■ **Data extract**:
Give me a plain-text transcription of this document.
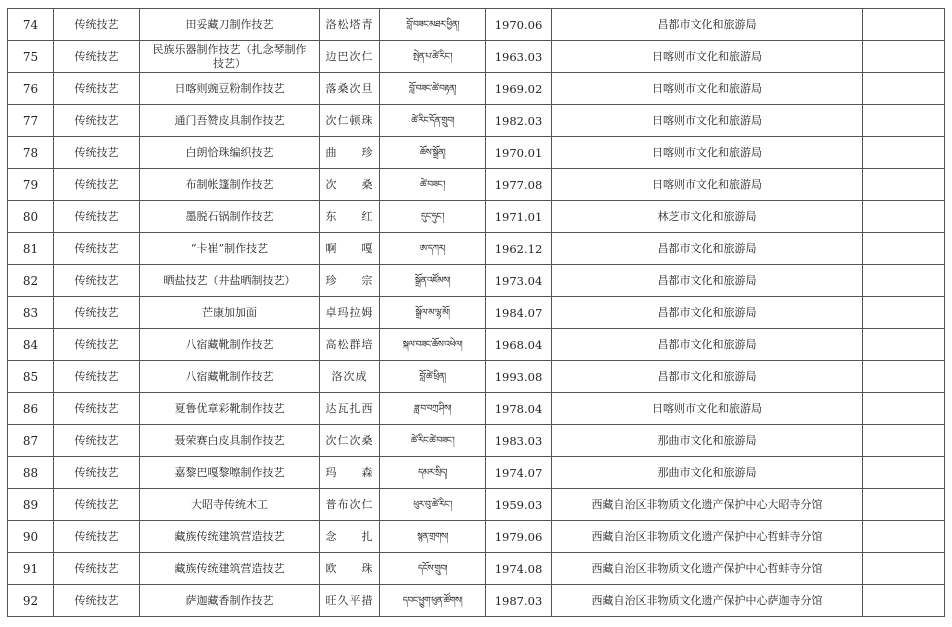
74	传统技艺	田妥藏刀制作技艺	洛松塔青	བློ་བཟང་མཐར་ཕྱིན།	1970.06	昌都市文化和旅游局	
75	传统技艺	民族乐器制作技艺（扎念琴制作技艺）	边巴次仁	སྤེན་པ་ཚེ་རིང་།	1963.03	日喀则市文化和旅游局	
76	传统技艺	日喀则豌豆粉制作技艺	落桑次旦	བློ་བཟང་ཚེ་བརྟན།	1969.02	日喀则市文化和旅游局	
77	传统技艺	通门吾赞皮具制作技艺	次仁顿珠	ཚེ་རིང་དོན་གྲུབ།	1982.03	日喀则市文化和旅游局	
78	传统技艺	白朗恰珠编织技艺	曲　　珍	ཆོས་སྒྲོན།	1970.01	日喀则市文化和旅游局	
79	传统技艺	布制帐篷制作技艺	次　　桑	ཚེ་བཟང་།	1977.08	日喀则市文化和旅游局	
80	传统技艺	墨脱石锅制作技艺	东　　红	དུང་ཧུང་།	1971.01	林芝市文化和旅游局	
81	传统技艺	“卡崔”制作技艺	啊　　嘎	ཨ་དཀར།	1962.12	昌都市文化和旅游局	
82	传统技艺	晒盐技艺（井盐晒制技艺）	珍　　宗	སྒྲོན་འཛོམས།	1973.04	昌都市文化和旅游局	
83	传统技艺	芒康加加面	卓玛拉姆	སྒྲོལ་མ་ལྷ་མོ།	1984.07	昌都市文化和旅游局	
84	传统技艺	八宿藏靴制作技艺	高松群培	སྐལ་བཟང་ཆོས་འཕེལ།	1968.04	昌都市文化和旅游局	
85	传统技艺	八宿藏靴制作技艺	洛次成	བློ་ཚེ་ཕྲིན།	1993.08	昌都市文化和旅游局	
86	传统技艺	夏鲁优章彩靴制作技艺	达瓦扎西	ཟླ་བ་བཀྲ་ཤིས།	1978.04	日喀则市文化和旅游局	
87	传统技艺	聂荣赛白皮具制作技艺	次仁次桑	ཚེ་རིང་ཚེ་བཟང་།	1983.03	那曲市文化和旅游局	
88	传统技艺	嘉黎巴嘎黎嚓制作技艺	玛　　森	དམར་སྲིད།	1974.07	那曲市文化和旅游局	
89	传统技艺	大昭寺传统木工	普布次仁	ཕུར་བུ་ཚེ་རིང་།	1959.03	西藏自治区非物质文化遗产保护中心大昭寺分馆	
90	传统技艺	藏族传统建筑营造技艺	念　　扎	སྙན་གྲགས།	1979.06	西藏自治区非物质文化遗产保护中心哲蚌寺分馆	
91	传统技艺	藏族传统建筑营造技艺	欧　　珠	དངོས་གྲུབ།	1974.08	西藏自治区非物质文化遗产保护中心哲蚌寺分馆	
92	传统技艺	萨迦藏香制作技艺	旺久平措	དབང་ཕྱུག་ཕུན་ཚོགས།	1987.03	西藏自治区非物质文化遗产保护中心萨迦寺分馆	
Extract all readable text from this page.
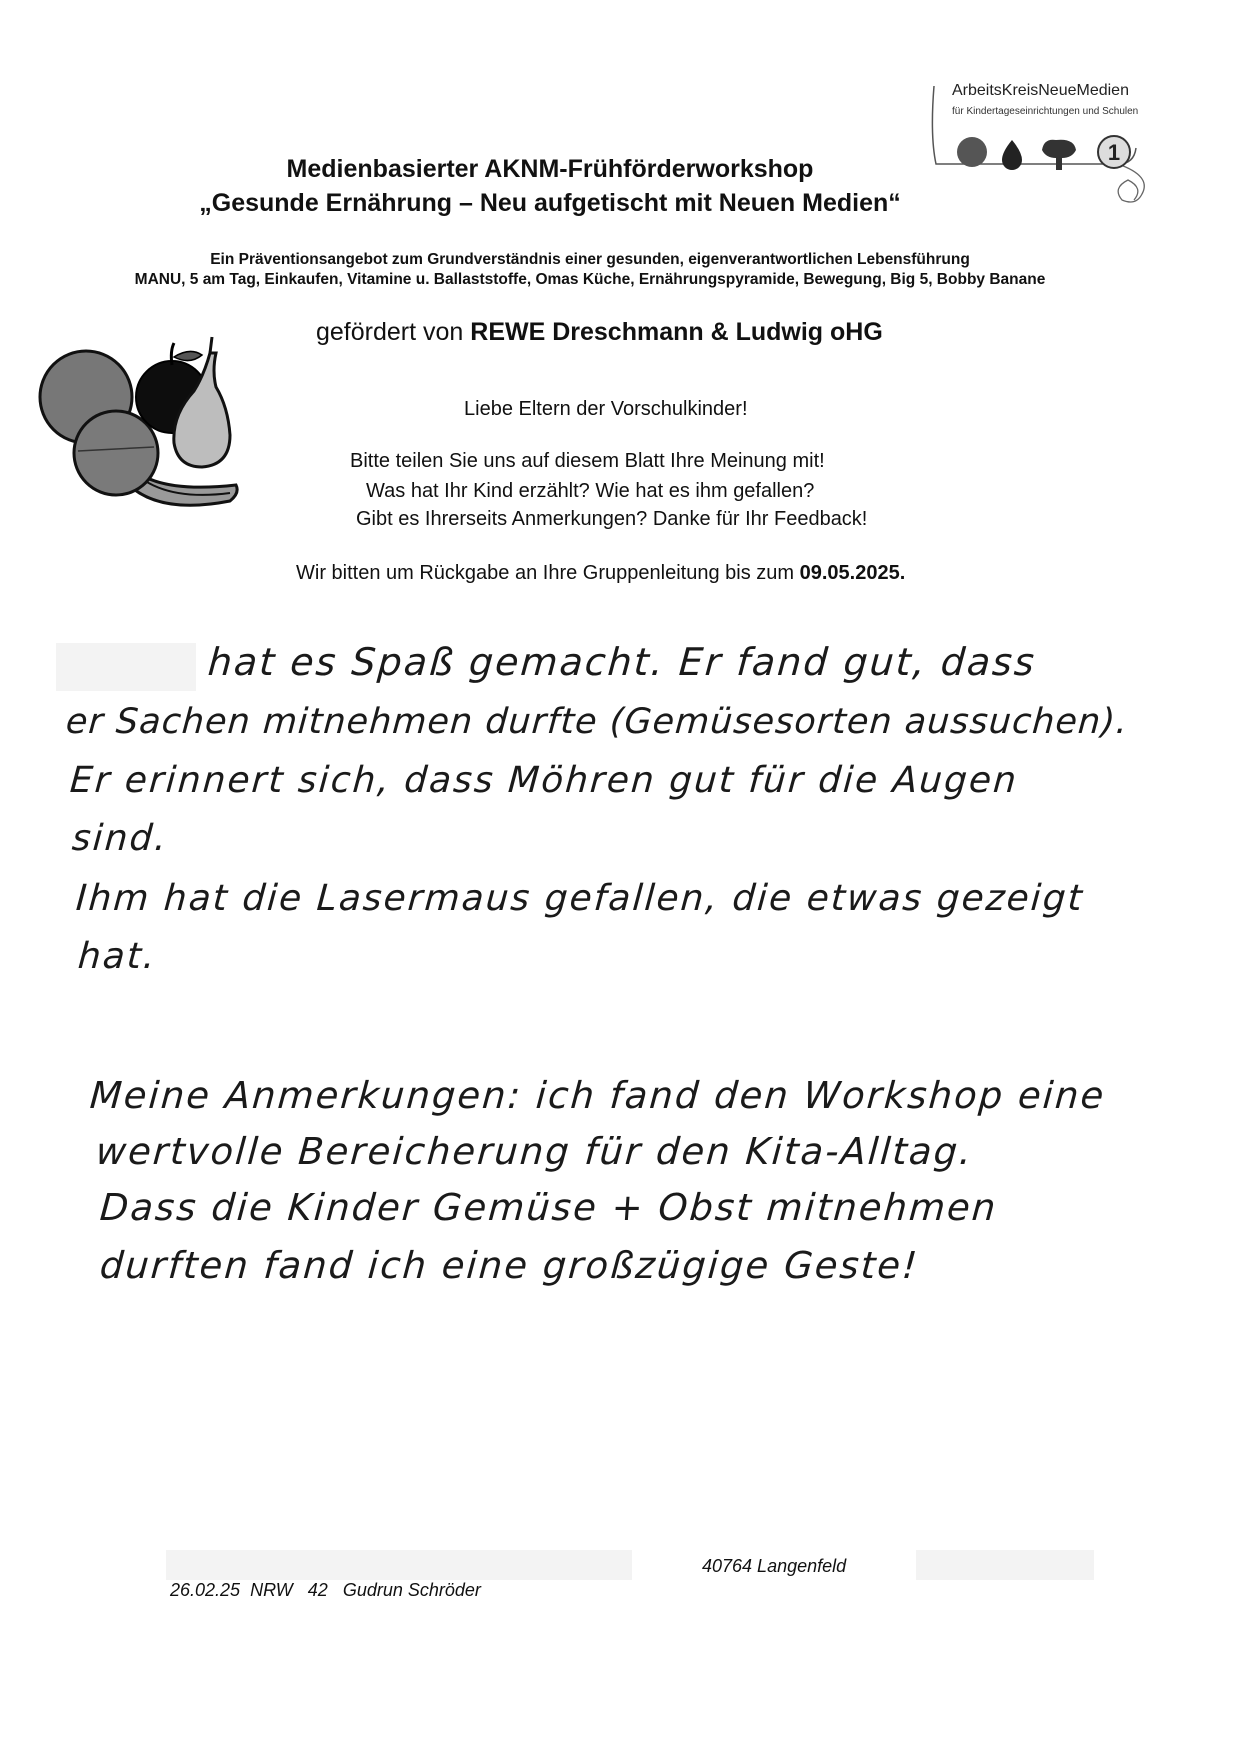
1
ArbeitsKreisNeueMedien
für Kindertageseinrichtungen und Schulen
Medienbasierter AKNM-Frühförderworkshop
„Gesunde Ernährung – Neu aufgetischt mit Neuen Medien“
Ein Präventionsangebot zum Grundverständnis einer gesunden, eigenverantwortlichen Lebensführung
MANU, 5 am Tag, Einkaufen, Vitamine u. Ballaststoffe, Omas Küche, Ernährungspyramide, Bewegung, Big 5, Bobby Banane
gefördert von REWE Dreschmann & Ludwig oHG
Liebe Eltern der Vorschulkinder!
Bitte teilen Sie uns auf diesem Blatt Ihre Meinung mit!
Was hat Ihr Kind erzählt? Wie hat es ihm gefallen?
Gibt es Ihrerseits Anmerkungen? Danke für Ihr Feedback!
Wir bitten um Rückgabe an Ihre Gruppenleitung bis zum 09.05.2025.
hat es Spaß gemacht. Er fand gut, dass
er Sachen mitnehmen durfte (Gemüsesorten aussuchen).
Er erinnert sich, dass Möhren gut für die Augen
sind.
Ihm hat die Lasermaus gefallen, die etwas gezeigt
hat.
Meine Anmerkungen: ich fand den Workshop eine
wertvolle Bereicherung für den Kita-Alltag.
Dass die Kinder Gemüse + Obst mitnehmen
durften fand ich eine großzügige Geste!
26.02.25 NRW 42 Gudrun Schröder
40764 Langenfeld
==
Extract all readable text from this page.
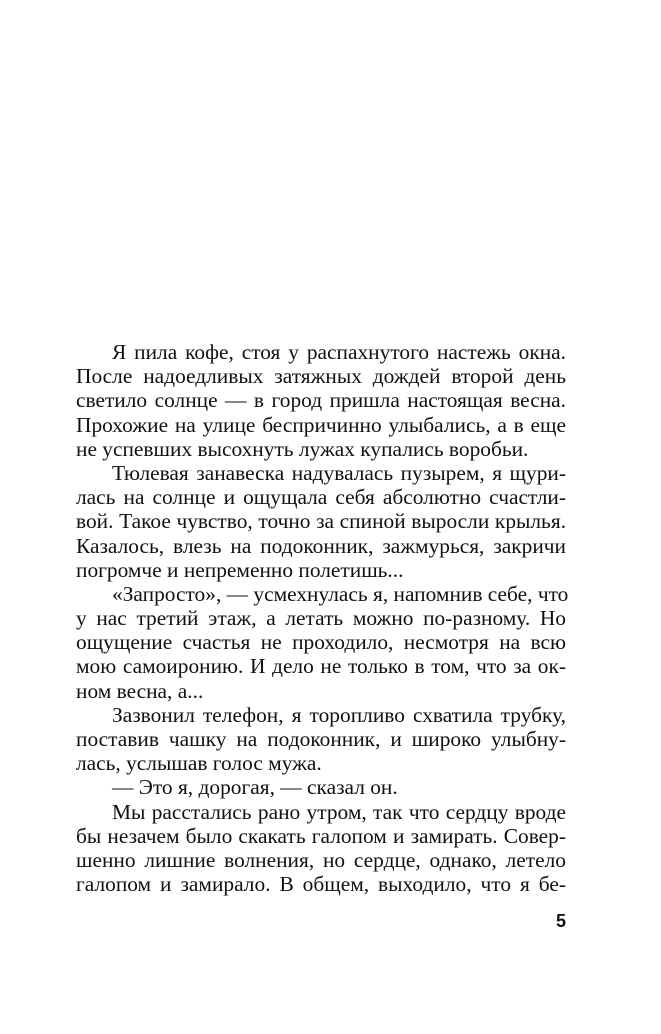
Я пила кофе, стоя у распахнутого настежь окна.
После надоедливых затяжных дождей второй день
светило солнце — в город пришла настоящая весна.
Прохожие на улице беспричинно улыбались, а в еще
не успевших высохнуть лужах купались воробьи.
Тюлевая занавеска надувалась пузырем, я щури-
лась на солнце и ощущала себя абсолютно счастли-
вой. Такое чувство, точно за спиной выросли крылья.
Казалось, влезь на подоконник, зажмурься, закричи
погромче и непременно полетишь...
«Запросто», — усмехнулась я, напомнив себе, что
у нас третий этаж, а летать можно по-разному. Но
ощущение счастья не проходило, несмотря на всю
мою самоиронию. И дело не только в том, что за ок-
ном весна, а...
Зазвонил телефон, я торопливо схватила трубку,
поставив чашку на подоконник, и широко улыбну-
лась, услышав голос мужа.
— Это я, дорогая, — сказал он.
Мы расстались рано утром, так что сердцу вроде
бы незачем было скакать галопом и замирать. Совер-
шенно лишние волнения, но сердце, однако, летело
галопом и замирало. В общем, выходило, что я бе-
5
==
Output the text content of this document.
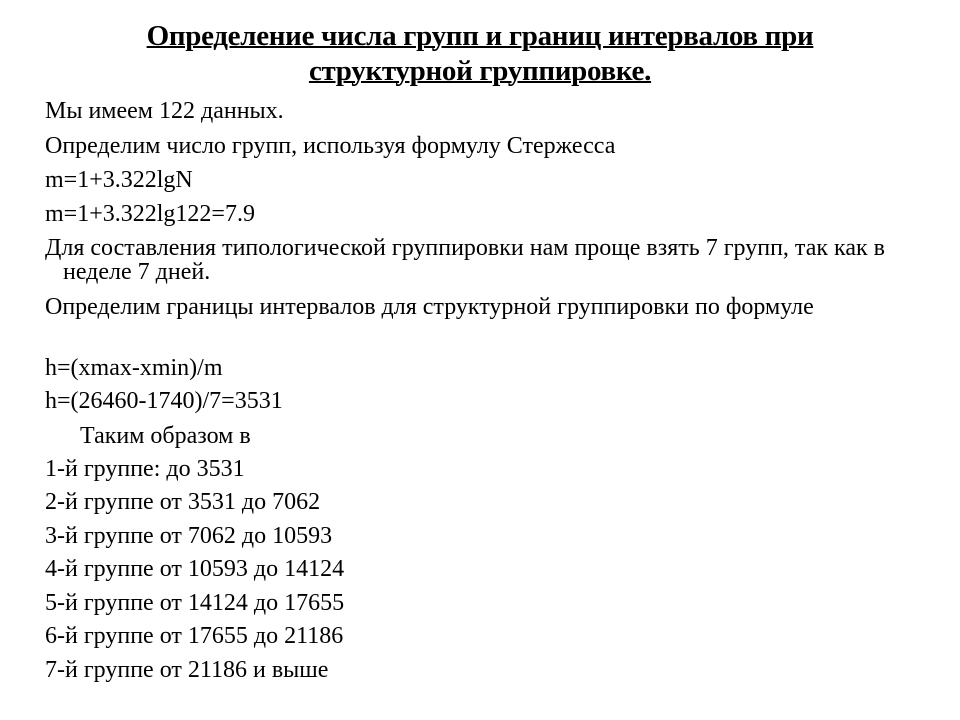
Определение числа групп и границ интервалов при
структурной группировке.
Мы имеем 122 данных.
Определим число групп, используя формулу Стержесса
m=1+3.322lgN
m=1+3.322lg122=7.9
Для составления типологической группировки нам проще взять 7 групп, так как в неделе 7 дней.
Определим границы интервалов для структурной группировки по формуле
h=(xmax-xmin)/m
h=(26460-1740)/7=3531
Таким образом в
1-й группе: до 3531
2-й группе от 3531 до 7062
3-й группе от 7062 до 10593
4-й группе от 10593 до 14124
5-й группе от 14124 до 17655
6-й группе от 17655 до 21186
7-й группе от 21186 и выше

■ **Exercise details**: Pull out every line containing "昌都市文化和旅游局".

■ **Task result**:
74	传统技艺	田妥藏刀制作技艺	洛松塔青	བློ་བཟང་མཐར་ཕྱིན།	1970.06	昌都市文化和旅游局	
81	传统技艺	“卡崔”制作技艺	啊　　嘎	ཨ་དཀར།	1962.12	昌都市文化和旅游局	
82	传统技艺	晒盐技艺（井盐晒制技艺）	珍　　宗	སྒྲོན་འཛོམས།	1973.04	昌都市文化和旅游局	
83	传统技艺	芒康加加面	卓玛拉姆	སྒྲོལ་མ་ལྷ་མོ།	1984.07	昌都市文化和旅游局	
84	传统技艺	八宿藏靴制作技艺	高松群培	སྐལ་བཟང་ཆོས་འཕེལ།	1968.04	昌都市文化和旅游局	
85	传统技艺	八宿藏靴制作技艺	洛次成	བློ་ཚེ་ཕྲིན།	1993.08	昌都市文化和旅游局	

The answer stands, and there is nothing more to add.